— START Supplied material —

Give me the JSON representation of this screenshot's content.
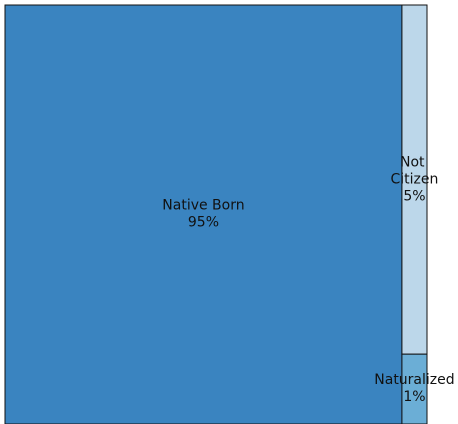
{
  "chart_data": {
    "type": "treemap",
    "categories": [
      "Native Born",
      "Not Citizen",
      "Naturalized"
    ],
    "values": [
      95,
      5,
      1
    ],
    "value_labels": [
      "95%",
      "5%",
      "1%"
    ],
    "colors": [
      "#3a84c0",
      "#bcd7ea",
      "#6baed6"
    ]
  }
}
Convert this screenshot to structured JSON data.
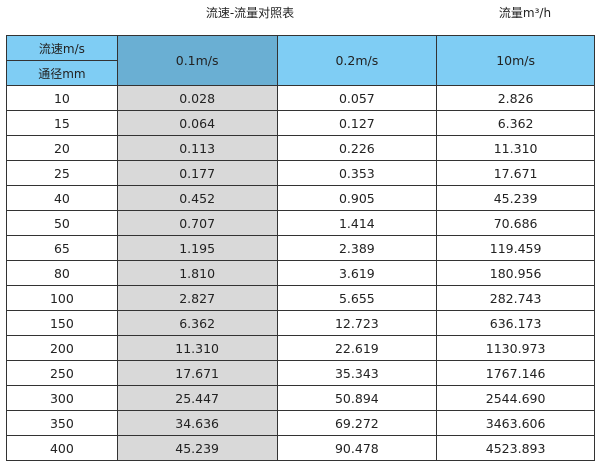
{
  "title": "流速-流量对照表",
  "unit_label": "流量m³/h",
  "header": {
    "velocity_label": "流速m/s",
    "diameter_label": "通径mm",
    "columns": [
      "0.1m/s",
      "0.2m/s",
      "10m/s"
    ]
  },
  "colors": {
    "header": "#7fcdf4",
    "highlight_header": "#6aafd3",
    "highlight_column": "#d9d9d9"
  },
  "rows": [
    [
      "10",
      "0.028",
      "0.057",
      "2.826"
    ],
    [
      "15",
      "0.064",
      "0.127",
      "6.362"
    ],
    [
      "20",
      "0.113",
      "0.226",
      "11.310"
    ],
    [
      "25",
      "0.177",
      "0.353",
      "17.671"
    ],
    [
      "40",
      "0.452",
      "0.905",
      "45.239"
    ],
    [
      "50",
      "0.707",
      "1.414",
      "70.686"
    ],
    [
      "65",
      "1.195",
      "2.389",
      "119.459"
    ],
    [
      "80",
      "1.810",
      "3.619",
      "180.956"
    ],
    [
      "100",
      "2.827",
      "5.655",
      "282.743"
    ],
    [
      "150",
      "6.362",
      "12.723",
      "636.173"
    ],
    [
      "200",
      "11.310",
      "22.619",
      "1130.973"
    ],
    [
      "250",
      "17.671",
      "35.343",
      "1767.146"
    ],
    [
      "300",
      "25.447",
      "50.894",
      "2544.690"
    ],
    [
      "350",
      "34.636",
      "69.272",
      "3463.606"
    ],
    [
      "400",
      "45.239",
      "90.478",
      "4523.893"
    ]
  ]
}
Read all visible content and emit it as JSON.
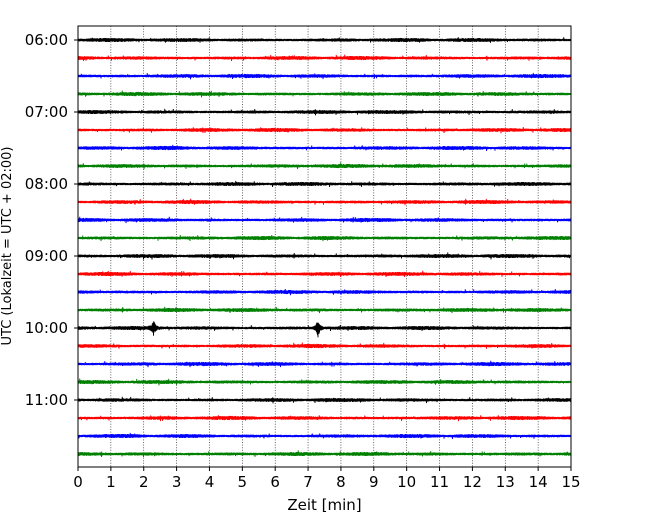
{
  "chart_data": {
    "type": "line",
    "subtype": "helicorder",
    "xlabel": "Zeit  [min]",
    "ylabel": "UTC (Lokalzeit = UTC + 02:00)",
    "xlim": [
      0,
      15
    ],
    "x_ticks": [
      "0",
      "1",
      "2",
      "3",
      "4",
      "5",
      "6",
      "7",
      "8",
      "9",
      "10",
      "11",
      "12",
      "13",
      "14",
      "15"
    ],
    "y_tick_labels": [
      "06:00",
      "07:00",
      "08:00",
      "09:00",
      "10:00",
      "11:00"
    ],
    "traces_start": "06:00",
    "trace_interval_minutes": 15,
    "trace_count": 24,
    "trace_colors": [
      "#000000",
      "#ff0000",
      "#0000ff",
      "#008000"
    ],
    "grid": "vertical dotted lines at each minute",
    "events": [
      {
        "trace_start": "10:00",
        "minute": 2.3,
        "amplitude": 7
      },
      {
        "trace_start": "10:00",
        "minute": 7.3,
        "amplitude": 9
      }
    ]
  }
}
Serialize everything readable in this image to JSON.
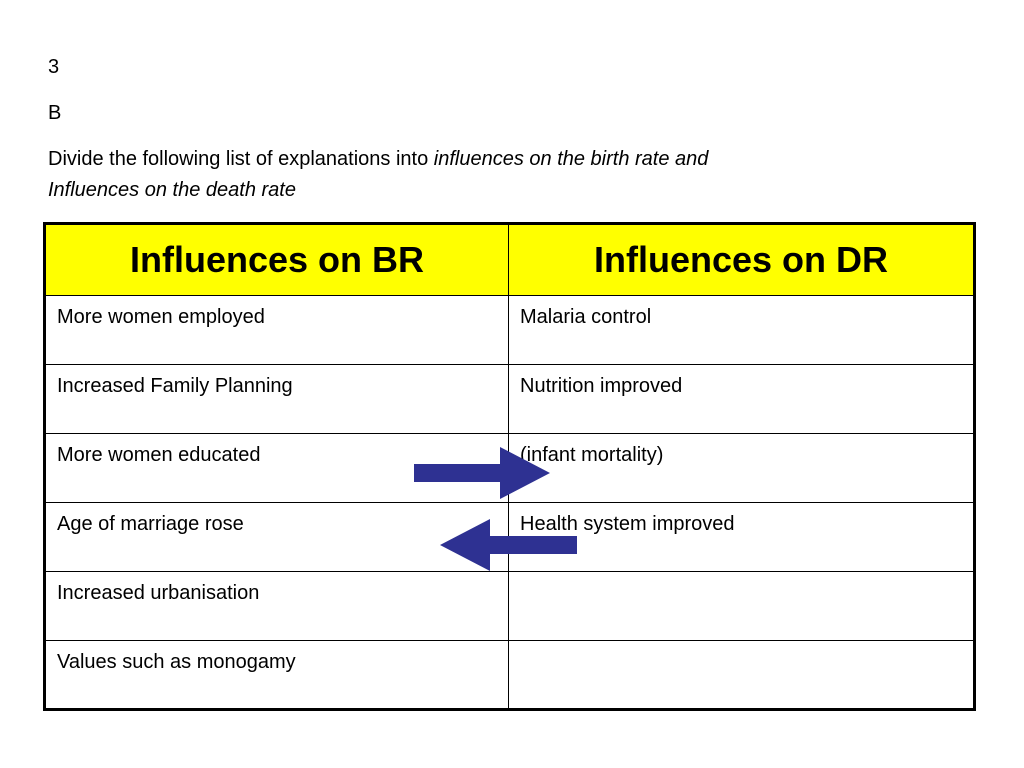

— END Supplied material —

▸ **What the task asks**
Skip the pictures and write out exactly the lines from the line containing "Read all visible content and emit it as JSON." through the end of the listing above.

▸ **In response**
Read all visible content and emit it as JSON.
{
  "chart_data": {
    "type": "line",
    "subtype": "helicorder",
    "xlabel": "Zeit  [min]",
    "ylabel": "UTC (Lokalzeit = UTC + 02:00)",
    "xlim": [
      0,
      15
    ],
    "x_ticks": [
      "0",
      "1",
      "2",
      "3",
      "4",
      "5",
      "6",
      "7",
      "8",
      "9",
      "10",
      "11",
      "12",
      "13",
      "14",
      "15"
    ],
    "y_tick_labels": [
      "06:00",
      "07:00",
      "08:00",
      "09:00",
      "10:00",
      "11:00"
    ],
    "traces_start": "06:00",
    "trace_interval_minutes": 15,
    "trace_count": 24,
    "trace_colors": [
      "#000000",
      "#ff0000",
      "#0000ff",
      "#008000"
    ],
    "grid": "vertical dotted lines at each minute",
    "events": [
      {
        "trace_start": "10:00",
        "minute": 2.3,
        "amplitude": 7
      },
      {
        "trace_start": "10:00",
        "minute": 7.3,
        "amplitude": 9
      }
    ]
  }
}
Serialize everything readable in this image to JSON.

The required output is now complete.